Lesetext:
= = =

Der kurze Impuls immer auf demselben Eingang, egal welches Stockwerk erreicht wird? Oder je Stockwerk 1 Eingang? Vielleicht sogar Richtungs-abhängig 2 Eingänge bei den Stockwerken 2 und 3?



lospos schrieb:


> Innerhalb der Fahrstuhlkabine befinden sich vier Taster, über die das anzufahrende Stockwerk angegeben werden kann. Der mit SS beschriftete Taster dient zum Auslösen eines "Nothalts".


Wo befindet sich denn dieser mit SS beschriftete Taster? Innerhalb der Kabine gibt es doch nur die 4 Taster, mit denen das anzufahrende Stockwerk angewählt werden kann.
Was passiert nach dem Auslösen eines "NotHalts"? Wird der Zustand "NotHalt" irgendwo angezeigt? Wo? Wie?
Darf der Fahrgast durch erneutes Anwählen eines ZielStockwerks (oder durch wiederholtes Betätigen des NotHaltTasters) die Fahrt fortsetzen?
Dürfen es die "AussenStehenden" auf den Stockwerken 1 bis 4?
Oder wird automatisch der Service über den NotHalt angefordert und macht sich flugs auf den Weg zum Fahrstuhl? Welche BedienOberfläche steht denn für den Service zur Verfügung?

= = =

Vorliegende Daten:
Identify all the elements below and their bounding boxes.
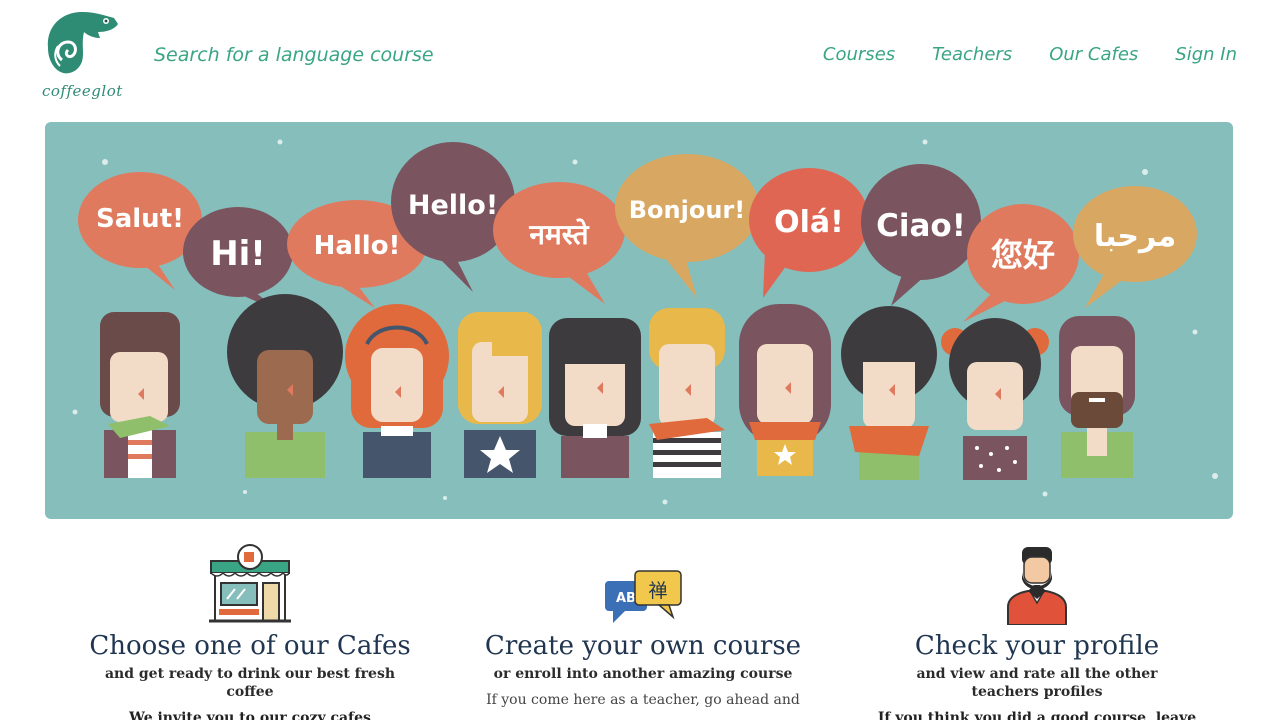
main-nav: Courses Teachers Our Cafes Sign In: [823, 44, 1237, 65]
feature-course: AB 禅 Create your own course or enroll in…: [443, 530, 843, 709]
greeting-hallo: Hallo!: [314, 231, 401, 261]
bearded-teacher-icon: [1007, 547, 1067, 625]
greeting-nihao: 您好: [991, 236, 1055, 274]
bubble-marhaba: مرحبا: [1073, 186, 1197, 308]
feature-profile-subtitle: and view and rate all the other teachers…: [916, 666, 1158, 700]
nav-our-cafes[interactable]: Our Cafes: [1049, 44, 1138, 65]
site-header: coffeeglot Search for a language course …: [0, 0, 1280, 115]
brand-logo[interactable]: coffeeglot: [40, 8, 123, 104]
hero-illustration: Salut! Hi! Hallo! Hello! नमस्ते Bonjour!: [72, 139, 1218, 505]
bubble-salut: Salut!: [78, 172, 202, 290]
brand-wordmark: coffeeglot: [42, 82, 123, 100]
feature-course-title: Create your own course: [484, 631, 802, 661]
greeting-marhaba: مرحبا: [1094, 219, 1176, 254]
feature-cafes-subtitle: and get ready to drink our best fresh co…: [104, 666, 396, 700]
nav-teachers[interactable]: Teachers: [932, 44, 1012, 65]
feature-profile-body: If you think you did a good course, leav…: [877, 710, 1197, 720]
bubble-ciao: Ciao!: [861, 164, 981, 306]
svg-text:禅: 禅: [648, 580, 667, 602]
feature-course-subtitle: or enroll into another amazing course: [493, 666, 793, 682]
greeting-ola: Olá!: [774, 205, 844, 240]
bubble-nihao: 您好: [963, 204, 1079, 322]
feature-profile-title: Check your profile: [914, 631, 1160, 661]
greeting-salut: Salut!: [96, 204, 184, 234]
greeting-hi: Hi!: [210, 234, 266, 274]
feature-cafes-title: Choose one of our Cafes: [89, 631, 411, 661]
cafe-storefront-icon: [209, 544, 291, 623]
greeting-ciao: Ciao!: [876, 208, 966, 244]
nav-sign-in[interactable]: Sign In: [1175, 44, 1237, 65]
feature-profile: Check your profile and view and rate all…: [837, 530, 1237, 720]
greeting-namaste: नमस्ते: [528, 218, 589, 251]
people-row: [100, 294, 1135, 480]
bubble-ola: Olá!: [749, 168, 869, 298]
svg-text:AB: AB: [616, 591, 636, 606]
nav-courses[interactable]: Courses: [823, 44, 895, 65]
greeting-hello: Hello!: [408, 190, 498, 221]
feature-cafes-body: We invite you to our cozy cafes: [129, 710, 371, 720]
feature-course-body: If you come here as a teacher, go ahead …: [486, 692, 800, 708]
hero-banner: Salut! Hi! Hallo! Hello! नमस्ते Bonjour!: [45, 122, 1233, 519]
bubble-bonjour: Bonjour!: [615, 154, 759, 298]
feature-cafes: Choose one of our Cafes and get ready to…: [50, 530, 450, 720]
chameleon-icon: [47, 12, 118, 74]
bubble-namaste: नमस्ते: [493, 182, 625, 304]
features-section: Choose one of our Cafes and get ready to…: [45, 530, 1233, 720]
greeting-bonjour: Bonjour!: [629, 196, 745, 224]
search-course-link[interactable]: Search for a language course: [154, 44, 434, 66]
translation-bubbles-icon: AB 禅: [605, 570, 682, 623]
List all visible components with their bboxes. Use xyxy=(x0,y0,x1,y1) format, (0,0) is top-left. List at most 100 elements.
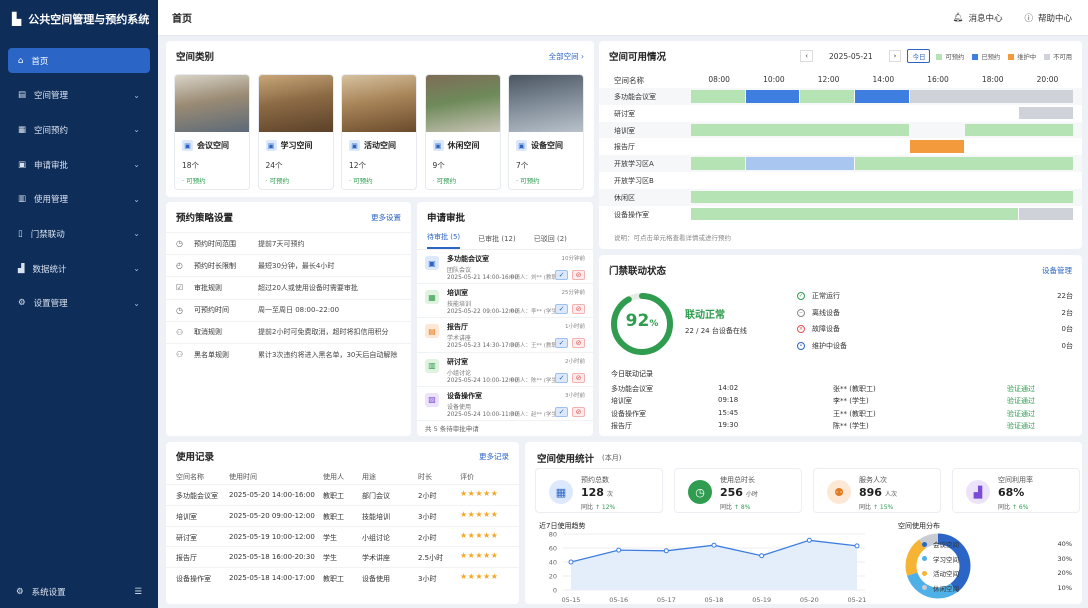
reject-button[interactable]: ⊘ xyxy=(572,338,585,349)
time-slot-cell[interactable] xyxy=(691,157,745,170)
stat-label: 预约总数 xyxy=(581,476,609,484)
space-name: 多功能会议室 xyxy=(614,93,656,101)
usage-records-card: 使用记录 更多记录 空间名称 使用时间 使用人 用途 时长 评价 多功能会议室 2025-05-… xyxy=(166,442,519,604)
reject-button[interactable]: ⊘ xyxy=(572,406,585,417)
column-header: 时长 xyxy=(418,473,432,481)
space-type-status: · 可预约 xyxy=(516,177,540,185)
record-space: 设备操作室 xyxy=(611,409,646,418)
device-status-count: 22台 xyxy=(1057,292,1073,300)
space-type-card[interactable]: ▣ 学习空间 24个 · 可预约 xyxy=(257,74,334,190)
space-type-card[interactable]: ▣ 设备空间 7个 · 可预约 xyxy=(508,74,584,190)
sidebar-item-0[interactable]: ⌂ 首页 xyxy=(8,48,150,73)
usage-stats-title: 空间使用统计 xyxy=(537,454,595,465)
column-header: 使用人 xyxy=(323,473,344,481)
next-date-button[interactable]: › xyxy=(888,50,902,62)
chevron-down-icon: ⌄ xyxy=(133,229,140,239)
stat-compare-label: 同比 xyxy=(998,504,1011,511)
sidebar-item-2[interactable]: ▦ 空间预约 ⌄ xyxy=(8,117,150,142)
sidebar-item-4[interactable]: ▥ 使用管理 ⌄ xyxy=(8,187,150,212)
table-row: 设备操作室 2025-05-18 14:00-17:00 教职工 设备使用 3小时 ★★★… xyxy=(166,567,519,588)
table-cell: 部门会议 xyxy=(362,492,390,500)
approval-item[interactable]: ▤ 报告厅 学术讲座 2025-05-23 14:30-17:30 1小时前 申请人：王*… xyxy=(417,318,593,353)
bar-chart-icon: ▟ xyxy=(966,480,990,504)
time-slot-cell[interactable] xyxy=(691,190,1073,204)
time-slot-cell[interactable] xyxy=(855,90,909,103)
space-type-card[interactable]: ▣ 活动空间 12个 · 可预约 xyxy=(341,74,417,190)
time-slot-cell[interactable] xyxy=(691,90,745,103)
approval-tab[interactable]: 待审批 (5) xyxy=(427,232,461,249)
stat-card: ◷ 使用总时长 256 小时 同比 ↑ 8% xyxy=(674,468,802,513)
table-cell: 2025-05-18 14:00-17:00 xyxy=(229,574,315,583)
approve-button[interactable]: ✓ xyxy=(555,406,568,417)
approval-time: 10分钟前 xyxy=(561,256,586,262)
approval-title: 申请审批 xyxy=(427,213,466,224)
time-slot-cell[interactable] xyxy=(964,123,1073,137)
approval-item[interactable]: ▣ 多功能会议室 团队会议 2025-05-21 14:00-16:00 10分钟前 申请… xyxy=(417,250,593,285)
time-slot-cell[interactable] xyxy=(1019,106,1073,120)
time-slot-cell[interactable] xyxy=(909,140,964,153)
date-picker[interactable]: 2025-05-21 xyxy=(819,52,883,61)
sidebar-item-6[interactable]: ▟ 数据统计 ⌄ xyxy=(8,256,150,281)
space-type-count: 12个 xyxy=(349,161,367,170)
prev-date-button[interactable]: ‹ xyxy=(800,50,814,62)
approval-time: 1小时前 xyxy=(565,324,585,331)
record-space: 多功能会议室 xyxy=(611,385,653,393)
space-type-name: 学习空间 xyxy=(280,141,313,150)
device-management-link[interactable]: 设备管理 xyxy=(1042,265,1072,276)
approve-button[interactable]: ✓ xyxy=(555,270,568,280)
approval-tab[interactable]: 已审批 (12) xyxy=(478,234,516,249)
approval-item[interactable]: ▥ 研讨室 小组讨论 2025-05-24 10:00-12:00 2小时前 申请人：陈*… xyxy=(417,353,593,387)
space-type-card[interactable]: ▣ 会议空间 18个 · 可预约 xyxy=(174,74,250,190)
all-spaces-link[interactable]: 全部空间 › xyxy=(549,51,584,62)
table-cell: 2小时 xyxy=(418,492,437,500)
approval-item[interactable]: ▧ 设备操作室 设备使用 2025-05-24 10:00-11:30 3小时前 申请人：… xyxy=(417,387,593,421)
approval-time: 2小时前 xyxy=(565,358,585,365)
reject-button[interactable]: ⊘ xyxy=(572,270,585,280)
approve-button[interactable]: ✓ xyxy=(555,338,568,349)
time-slot-cell[interactable] xyxy=(855,157,1073,170)
space-type-count: 7个 xyxy=(516,161,529,170)
policy-value: 最短30分钟，最长4小时 xyxy=(258,261,335,270)
sidebar-item-3[interactable]: ▣ 申请审批 ⌄ xyxy=(8,152,150,177)
clock-icon: ◷ xyxy=(688,480,712,504)
collapse-menu-icon[interactable]: ☰ xyxy=(134,587,142,597)
approve-button[interactable]: ✓ xyxy=(555,304,568,315)
legend-item: 不可用 xyxy=(1044,52,1072,61)
device-status-count: 0台 xyxy=(1061,341,1073,350)
sidebar-item-5[interactable]: ▯ 门禁联动 ⌄ xyxy=(8,221,150,246)
help-center-button[interactable]: ⓘ 帮助中心 xyxy=(1024,12,1072,24)
message-center-button[interactable]: 🔔︎ 消息中心 xyxy=(953,12,1003,24)
space-photo xyxy=(509,75,583,132)
pie-legend-row: 活动空间 20% xyxy=(922,568,1072,578)
space-name: 培训室 xyxy=(614,126,635,135)
time-slot-cell[interactable] xyxy=(745,157,855,170)
table-row: 多功能会议室 2025-05-20 14:00-16:00 教职工 部门会议 2小时 ★★… xyxy=(166,484,519,505)
sidebar-item-label: 数据统计 xyxy=(32,264,67,275)
approval-item[interactable]: ▦ 培训室 技能培训 2025-05-22 09:00-12:00 25分钟前 申请人：李… xyxy=(417,284,593,319)
link-record-row: 报告厅 19:30 陈** (学生) 验证通过 xyxy=(611,421,1071,434)
approval-tab[interactable]: 已驳回 (2) xyxy=(534,234,567,249)
space-type-card[interactable]: ▣ 休闲空间 9个 · 可预约 xyxy=(424,74,501,190)
more-settings-link[interactable]: 更多设置 xyxy=(371,212,401,223)
reject-button[interactable]: ⊘ xyxy=(572,372,585,383)
sidebar-item-label: 门禁联动 xyxy=(30,229,65,240)
space-type-count: 24个 xyxy=(265,161,283,170)
record-user: 张** (教职工) xyxy=(833,385,876,393)
time-slot-cell[interactable] xyxy=(909,90,1073,103)
approve-button[interactable]: ✓ xyxy=(555,372,568,383)
sidebar-item-1[interactable]: ▤ 空间管理 ⌄ xyxy=(8,83,150,108)
device-status-label: 正常运行 xyxy=(812,292,840,300)
time-slot-cell[interactable] xyxy=(691,207,1019,221)
time-slot-cell[interactable] xyxy=(691,123,909,137)
reject-button[interactable]: ⊘ xyxy=(572,304,585,315)
time-slot-cell[interactable] xyxy=(800,90,855,103)
today-button[interactable]: 今日 xyxy=(907,49,931,63)
more-records-link[interactable]: 更多记录 xyxy=(479,451,509,462)
calendar-icon: ▦ xyxy=(549,480,573,504)
space-type-icon: ▣ xyxy=(349,140,360,151)
usage-records-title: 使用记录 xyxy=(176,452,215,463)
time-slot-cell[interactable] xyxy=(1019,207,1073,221)
sidebar-item-7[interactable]: ⚙ 设置管理 ⌄ xyxy=(8,291,150,316)
time-slot-cell[interactable] xyxy=(745,90,800,103)
system-settings-button[interactable]: ⚙ 系统设置 ☰ xyxy=(16,586,142,598)
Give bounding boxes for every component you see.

= = =

Bitte bearbeiten:
1. Gib aus dem Forumsbeitrag zur Fahrstuhlsteuerung den Abschnitt zwischen „Was passiert nach“ und „die Fahrt fortsetzen?“ unverändert aus, beide eingeschlossen.
2. Schreib den Forumsbeitrag zur Fahrstuhlsteuerung im Anschluss an seinen letzten Satz weiter.

Antworten je Aufgabe:
1.
Was passiert nach dem Auslösen eines "NotHalts"? Wird der Zustand "NotHalt" irgendwo angezeigt? Wo? Wie?
Darf der Fahrgast durch erneutes Anwählen eines ZielStockwerks (oder durch wiederholtes Betätigen des NotHaltTasters) die Fahrt fortsetzen?

2.
lospos schrieb:


> Die aktuelle Fahrtrichtung des Aufzugs wird über zwei Leuchtanzeigen (HU bzw. HD) angezeigt, das aktuelle Stockwerk über die Digitalanzeige F.


Hier dürfte tatsächlich die aktuelle Fahrtrichtung gemeint sein.
Diese Anzeigen befinden sich in der Kabine?
Sind schon Einzelheiten über die Ansteuerung der DigitalAnzeige durchgesickert?

Ich glaube, ich werde mir die Benutzung von Fahrstühlen wieder abgewöhnen müssen.
Da ich mich auf der Treppe mit Maske und beschlagener Brille recht unwohl fühle, hatte ich sie mir aktuell erst angewöhnt.


----------



## TheLevel (11 Februar 2022)

Ja, ich weiß schon, warum ich morgens immer zuerst in dieses Forum schaue - da fängt der Tag direkt gut an


----------



## Der Pfälzer (14 Februar 2022)

lospos schrieb:


> Funktionsbeschreibung Das Modell Aufzugsteuerung stellt einen vierstöckigen Personenaufzug dar, der die Stockwerke 1-4 befahren kann.


Personenaufzug? Das kann ja nur eine Übungsaufgabe sein ...


----------



## Heinileini (14 Februar 2022)

Der Pfälzer schrieb:


> Personenaufzug? Das kann ja nur eine Übungsaufgabe sein ...


Aber sogar ÜbungsAufgaben dürfen "Hand und Fuss" haben. 
Ich finde es unverschämt, wie die ÜbungsAufgabe den RätselLöser auf's Glatteis führt (Stichwort: "aktuelle FahrtRichtung").
Aber wahrscheinlich kann der Aufgabensteller nix dafür, weil er gar nicht weiss, was ein PersonenAufzug ist.


----------



## Dr Mik (15 Februar 2022)

lospos schrieb:


> ... Das Modell Aufzugsteuerung stellt einen vierstöckigen Personenaufzug dar, der die Stockwerke 1-4 befahren kann...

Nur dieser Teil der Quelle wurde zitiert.